Rows »

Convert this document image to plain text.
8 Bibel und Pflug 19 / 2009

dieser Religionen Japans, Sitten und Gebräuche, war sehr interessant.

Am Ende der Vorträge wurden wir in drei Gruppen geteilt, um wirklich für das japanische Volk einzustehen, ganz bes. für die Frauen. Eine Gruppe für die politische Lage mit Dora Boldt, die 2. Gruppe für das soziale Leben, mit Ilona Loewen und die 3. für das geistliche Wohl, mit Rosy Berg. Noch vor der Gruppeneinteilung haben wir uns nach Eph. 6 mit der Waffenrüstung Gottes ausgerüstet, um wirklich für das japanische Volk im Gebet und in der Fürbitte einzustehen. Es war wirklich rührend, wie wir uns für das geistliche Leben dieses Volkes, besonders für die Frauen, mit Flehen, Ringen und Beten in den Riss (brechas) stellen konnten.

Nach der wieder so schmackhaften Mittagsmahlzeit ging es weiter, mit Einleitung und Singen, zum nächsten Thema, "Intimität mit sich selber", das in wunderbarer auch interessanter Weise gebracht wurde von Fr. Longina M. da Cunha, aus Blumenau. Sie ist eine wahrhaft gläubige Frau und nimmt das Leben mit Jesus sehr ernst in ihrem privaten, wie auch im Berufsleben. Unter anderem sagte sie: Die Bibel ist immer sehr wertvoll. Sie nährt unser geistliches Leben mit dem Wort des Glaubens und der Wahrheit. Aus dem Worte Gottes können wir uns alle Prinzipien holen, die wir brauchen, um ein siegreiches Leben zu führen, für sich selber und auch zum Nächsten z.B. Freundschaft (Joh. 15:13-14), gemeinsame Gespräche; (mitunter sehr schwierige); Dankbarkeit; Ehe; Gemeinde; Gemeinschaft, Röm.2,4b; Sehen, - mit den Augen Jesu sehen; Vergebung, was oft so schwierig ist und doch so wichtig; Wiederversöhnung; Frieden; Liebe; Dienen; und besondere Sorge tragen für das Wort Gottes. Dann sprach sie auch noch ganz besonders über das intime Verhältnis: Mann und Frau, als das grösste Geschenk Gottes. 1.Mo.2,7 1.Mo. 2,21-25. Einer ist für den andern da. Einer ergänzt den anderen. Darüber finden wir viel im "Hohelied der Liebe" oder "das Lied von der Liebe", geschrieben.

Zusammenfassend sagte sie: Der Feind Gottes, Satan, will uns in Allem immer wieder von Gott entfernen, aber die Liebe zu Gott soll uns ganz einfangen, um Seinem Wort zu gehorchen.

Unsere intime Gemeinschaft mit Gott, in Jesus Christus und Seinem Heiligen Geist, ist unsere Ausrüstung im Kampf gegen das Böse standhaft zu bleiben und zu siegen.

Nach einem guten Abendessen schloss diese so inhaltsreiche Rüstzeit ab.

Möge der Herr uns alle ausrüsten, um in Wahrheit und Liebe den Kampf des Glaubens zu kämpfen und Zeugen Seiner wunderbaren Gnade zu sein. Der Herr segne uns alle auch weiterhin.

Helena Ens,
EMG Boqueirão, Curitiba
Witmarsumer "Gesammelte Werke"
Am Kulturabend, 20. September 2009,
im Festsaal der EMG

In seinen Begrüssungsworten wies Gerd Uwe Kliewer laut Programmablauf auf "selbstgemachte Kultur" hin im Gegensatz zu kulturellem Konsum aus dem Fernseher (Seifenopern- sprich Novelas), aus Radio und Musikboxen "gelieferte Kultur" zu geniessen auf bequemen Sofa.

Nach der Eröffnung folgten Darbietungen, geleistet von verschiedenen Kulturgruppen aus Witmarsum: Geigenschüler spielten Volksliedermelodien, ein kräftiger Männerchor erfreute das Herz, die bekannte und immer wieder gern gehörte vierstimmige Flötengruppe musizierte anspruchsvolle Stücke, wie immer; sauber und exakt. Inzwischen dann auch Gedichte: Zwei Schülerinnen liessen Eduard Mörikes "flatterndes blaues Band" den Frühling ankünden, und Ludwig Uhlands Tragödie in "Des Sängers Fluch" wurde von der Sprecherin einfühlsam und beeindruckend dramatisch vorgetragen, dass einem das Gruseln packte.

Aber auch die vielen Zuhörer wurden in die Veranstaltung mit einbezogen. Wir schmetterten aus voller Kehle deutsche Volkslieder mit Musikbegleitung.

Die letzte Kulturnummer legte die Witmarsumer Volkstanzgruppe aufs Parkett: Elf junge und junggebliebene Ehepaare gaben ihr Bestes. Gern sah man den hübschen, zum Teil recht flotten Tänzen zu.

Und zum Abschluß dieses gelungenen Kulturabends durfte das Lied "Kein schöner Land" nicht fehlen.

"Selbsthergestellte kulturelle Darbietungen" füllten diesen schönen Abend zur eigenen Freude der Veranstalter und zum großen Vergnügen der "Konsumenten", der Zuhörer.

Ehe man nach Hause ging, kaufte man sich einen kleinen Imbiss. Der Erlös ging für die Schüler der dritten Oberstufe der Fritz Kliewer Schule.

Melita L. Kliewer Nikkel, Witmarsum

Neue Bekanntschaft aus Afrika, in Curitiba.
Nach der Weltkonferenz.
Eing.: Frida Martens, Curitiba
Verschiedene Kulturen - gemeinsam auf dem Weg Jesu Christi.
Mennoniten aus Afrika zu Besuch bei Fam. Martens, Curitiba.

The problem » The records above should be returned exactly.

Written response »
Convert this document image to plain text.
8 Bibel und Pflug 19 / 2009

dieser Religionen Japans, Sitten und Gebräuche, war sehr interessant.

Am Ende der Vorträge wurden wir in drei Gruppen geteilt, um wirklich für das japanische Volk einzustehen, ganz bes. für die Frauen. Eine Gruppe für die politische Lage mit Dora Boldt, die 2. Gruppe für das soziale Leben, mit Ilona Loewen und die 3. für das geistliche Wohl, mit Rosy Berg. Noch vor der Gruppeneinteilung haben wir uns nach Eph. 6 mit der Waffenrüstung Gottes ausgerüstet, um wirklich für das japanische Volk im Gebet und in der Fürbitte einzustehen. Es war wirklich rührend, wie wir uns für das geistliche Leben dieses Volkes, besonders für die Frauen, mit Flehen, Ringen und Beten in den Riss (brechas) stellen konnten.

Nach der wieder so schmackhaften Mittagsmahlzeit ging es weiter, mit Einleitung und Singen, zum nächsten Thema, "Intimität mit sich selber", das in wunderbarer auch interessanter Weise gebracht wurde von Fr. Longina M. da Cunha, aus Blumenau. Sie ist eine wahrhaft gläubige Frau und nimmt das Leben mit Jesus sehr ernst in ihrem privaten, wie auch im Berufsleben. Unter anderem sagte sie: Die Bibel ist immer sehr wertvoll. Sie nährt unser geistliches Leben mit dem Wort des Glaubens und der Wahrheit. Aus dem Worte Gottes können wir uns alle Prinzipien holen, die wir brauchen, um ein siegreiches Leben zu führen, für sich selber und auch zum Nächsten z.B. Freundschaft (Joh. 15:13-14), gemeinsame Gespräche; (mitunter sehr schwierige); Dankbarkeit; Ehe; Gemeinde; Gemeinschaft, Röm.2,4b; Sehen, - mit den Augen Jesu sehen; Vergebung, was oft so schwierig ist und doch so wichtig; Wiederversöhnung; Frieden; Liebe; Dienen; und besondere Sorge tragen für das Wort Gottes. Dann sprach sie auch noch ganz besonders über das intime Verhältnis: Mann und Frau, als das grösste Geschenk Gottes. 1.Mo.2,7 1.Mo. 2,21-25. Einer ist für den andern da. Einer ergänzt den anderen. Darüber finden wir viel im "Hohelied der Liebe" oder "das Lied von der Liebe", geschrieben.

Zusammenfassend sagte sie: Der Feind Gottes, Satan, will uns in Allem immer wieder von Gott entfernen, aber die Liebe zu Gott soll uns ganz einfangen, um Seinem Wort zu gehorchen.

Unsere intime Gemeinschaft mit Gott, in Jesus Christus und Seinem Heiligen Geist, ist unsere Ausrüstung im Kampf gegen das Böse standhaft zu bleiben und zu siegen.

Nach einem guten Abendessen schloss diese so inhaltsreiche Rüstzeit ab.

Möge der Herr uns alle ausrüsten, um in Wahrheit und Liebe den Kampf des Glaubens zu kämpfen und Zeugen Seiner wunderbaren Gnade zu sein. Der Herr segne uns alle auch weiterhin.

Helena Ens,
EMG Boqueirão, Curitiba
Witmarsumer "Gesammelte Werke"
Am Kulturabend, 20. September 2009,
im Festsaal der EMG

In seinen Begrüssungsworten wies Gerd Uwe Kliewer laut Programmablauf auf "selbstgemachte Kultur" hin im Gegensatz zu kulturellem Konsum aus dem Fernseher (Seifenopern- sprich Novelas), aus Radio und Musikboxen "gelieferte Kultur" zu geniessen auf bequemen Sofa.

Nach der Eröffnung folgten Darbietungen, geleistet von verschiedenen Kulturgruppen aus Witmarsum: Geigenschüler spielten Volksliedermelodien, ein kräftiger Männerchor erfreute das Herz, die bekannte und immer wieder gern gehörte vierstimmige Flötengruppe musizierte anspruchsvolle Stücke, wie immer; sauber und exakt. Inzwischen dann auch Gedichte: Zwei Schülerinnen liessen Eduard Mörikes "flatterndes blaues Band" den Frühling ankünden, und Ludwig Uhlands Tragödie in "Des Sängers Fluch" wurde von der Sprecherin einfühlsam und beeindruckend dramatisch vorgetragen, dass einem das Gruseln packte.

Aber auch die vielen Zuhörer wurden in die Veranstaltung mit einbezogen. Wir schmetterten aus voller Kehle deutsche Volkslieder mit Musikbegleitung.

Die letzte Kulturnummer legte die Witmarsumer Volkstanzgruppe aufs Parkett: Elf junge und junggebliebene Ehepaare gaben ihr Bestes. Gern sah man den hübschen, zum Teil recht flotten Tänzen zu.

Und zum Abschluß dieses gelungenen Kulturabends durfte das Lied "Kein schöner Land" nicht fehlen.

"Selbsthergestellte kulturelle Darbietungen" füllten diesen schönen Abend zur eigenen Freude der Veranstalter und zum großen Vergnügen der "Konsumenten", der Zuhörer.

Ehe man nach Hause ging, kaufte man sich einen kleinen Imbiss. Der Erlös ging für die Schüler der dritten Oberstufe der Fritz Kliewer Schule.

Melita L. Kliewer Nikkel, Witmarsum

Neue Bekanntschaft aus Afrika, in Curitiba.
Nach der Weltkonferenz.
Eing.: Frida Martens, Curitiba
Verschiedene Kulturen - gemeinsam auf dem Weg Jesu Christi.
Mennoniten aus Afrika zu Besuch bei Fam. Martens, Curitiba.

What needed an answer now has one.